▶ PROBLEM DESCRIPTION
Whenever a line below holds the word "scheiden", copy that line.

START EXERCISE DATA

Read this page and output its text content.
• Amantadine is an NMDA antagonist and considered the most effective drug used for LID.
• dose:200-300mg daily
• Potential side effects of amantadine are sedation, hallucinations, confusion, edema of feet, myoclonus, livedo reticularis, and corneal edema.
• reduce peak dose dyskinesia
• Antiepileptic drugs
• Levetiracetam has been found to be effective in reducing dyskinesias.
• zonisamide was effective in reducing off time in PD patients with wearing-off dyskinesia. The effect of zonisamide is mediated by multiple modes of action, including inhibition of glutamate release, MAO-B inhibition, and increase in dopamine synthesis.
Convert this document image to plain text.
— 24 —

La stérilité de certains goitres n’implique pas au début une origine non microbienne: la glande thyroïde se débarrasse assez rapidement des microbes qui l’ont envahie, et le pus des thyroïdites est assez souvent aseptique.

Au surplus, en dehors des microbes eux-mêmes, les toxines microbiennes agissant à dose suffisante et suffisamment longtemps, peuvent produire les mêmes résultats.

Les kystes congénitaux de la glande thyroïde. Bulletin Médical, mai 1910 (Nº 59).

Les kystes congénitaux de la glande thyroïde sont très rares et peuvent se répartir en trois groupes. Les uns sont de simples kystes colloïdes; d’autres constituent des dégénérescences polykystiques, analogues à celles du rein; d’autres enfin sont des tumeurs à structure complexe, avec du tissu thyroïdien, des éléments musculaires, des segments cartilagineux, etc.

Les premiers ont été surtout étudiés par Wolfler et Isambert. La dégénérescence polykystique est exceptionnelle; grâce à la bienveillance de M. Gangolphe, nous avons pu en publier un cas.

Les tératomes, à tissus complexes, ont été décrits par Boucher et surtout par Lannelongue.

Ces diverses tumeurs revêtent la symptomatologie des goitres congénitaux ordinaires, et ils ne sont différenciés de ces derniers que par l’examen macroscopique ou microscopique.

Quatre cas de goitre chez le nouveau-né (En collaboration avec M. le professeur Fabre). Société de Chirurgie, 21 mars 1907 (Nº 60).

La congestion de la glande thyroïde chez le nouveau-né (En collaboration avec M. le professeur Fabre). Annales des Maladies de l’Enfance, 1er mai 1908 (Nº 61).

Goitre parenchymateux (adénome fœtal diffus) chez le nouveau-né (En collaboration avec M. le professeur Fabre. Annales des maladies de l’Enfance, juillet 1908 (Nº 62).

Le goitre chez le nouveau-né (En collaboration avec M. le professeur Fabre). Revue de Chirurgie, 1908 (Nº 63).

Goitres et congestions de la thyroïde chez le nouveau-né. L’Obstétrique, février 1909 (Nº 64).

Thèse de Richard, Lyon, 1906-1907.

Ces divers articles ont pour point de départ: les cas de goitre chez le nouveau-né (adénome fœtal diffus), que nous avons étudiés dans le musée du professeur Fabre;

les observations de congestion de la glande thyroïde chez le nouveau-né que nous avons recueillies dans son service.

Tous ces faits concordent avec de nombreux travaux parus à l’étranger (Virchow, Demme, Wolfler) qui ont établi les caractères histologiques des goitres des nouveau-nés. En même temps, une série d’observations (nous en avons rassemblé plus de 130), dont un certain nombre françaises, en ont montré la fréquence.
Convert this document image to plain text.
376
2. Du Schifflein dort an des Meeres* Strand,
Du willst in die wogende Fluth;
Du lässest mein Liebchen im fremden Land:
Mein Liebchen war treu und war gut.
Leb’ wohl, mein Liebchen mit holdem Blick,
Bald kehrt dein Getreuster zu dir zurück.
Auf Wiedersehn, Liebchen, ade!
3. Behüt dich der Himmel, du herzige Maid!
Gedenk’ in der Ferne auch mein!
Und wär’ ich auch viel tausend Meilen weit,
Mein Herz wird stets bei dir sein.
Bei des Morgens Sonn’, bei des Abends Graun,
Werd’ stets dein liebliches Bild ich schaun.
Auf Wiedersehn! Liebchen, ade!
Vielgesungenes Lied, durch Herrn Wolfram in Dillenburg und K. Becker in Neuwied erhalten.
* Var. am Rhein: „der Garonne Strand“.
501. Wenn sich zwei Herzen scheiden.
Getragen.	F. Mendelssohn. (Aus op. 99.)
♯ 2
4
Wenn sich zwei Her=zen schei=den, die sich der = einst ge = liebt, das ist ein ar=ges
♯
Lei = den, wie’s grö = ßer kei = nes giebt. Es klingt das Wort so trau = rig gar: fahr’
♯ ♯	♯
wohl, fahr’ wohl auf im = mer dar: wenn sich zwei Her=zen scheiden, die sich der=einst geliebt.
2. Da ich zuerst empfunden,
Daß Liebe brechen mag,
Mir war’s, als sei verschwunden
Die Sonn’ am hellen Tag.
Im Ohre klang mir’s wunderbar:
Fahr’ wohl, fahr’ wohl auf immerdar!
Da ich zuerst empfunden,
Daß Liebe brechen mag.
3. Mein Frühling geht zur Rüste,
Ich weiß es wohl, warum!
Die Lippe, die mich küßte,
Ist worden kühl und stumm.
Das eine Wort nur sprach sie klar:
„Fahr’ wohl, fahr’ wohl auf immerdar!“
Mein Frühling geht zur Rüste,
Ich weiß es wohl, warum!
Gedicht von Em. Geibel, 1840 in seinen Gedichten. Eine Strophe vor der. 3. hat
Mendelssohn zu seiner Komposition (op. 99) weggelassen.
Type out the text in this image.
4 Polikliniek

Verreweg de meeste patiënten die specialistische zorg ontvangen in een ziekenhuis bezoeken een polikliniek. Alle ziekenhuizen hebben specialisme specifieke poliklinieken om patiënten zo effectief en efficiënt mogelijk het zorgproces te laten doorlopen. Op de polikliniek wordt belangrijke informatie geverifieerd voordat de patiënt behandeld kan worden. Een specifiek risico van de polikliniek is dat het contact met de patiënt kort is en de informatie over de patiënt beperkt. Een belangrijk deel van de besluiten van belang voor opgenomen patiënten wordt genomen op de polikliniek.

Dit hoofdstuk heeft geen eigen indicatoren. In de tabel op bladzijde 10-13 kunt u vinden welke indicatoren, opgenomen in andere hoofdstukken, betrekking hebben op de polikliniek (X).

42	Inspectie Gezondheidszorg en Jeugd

END EXERCISE DATA

▶ TASK RESULT
501. Wenn sich zwei Herzen scheiden.
wohl, fahr’ wohl auf im = mer dar: wenn sich zwei Her=zen scheiden, die sich der=einst geliebt.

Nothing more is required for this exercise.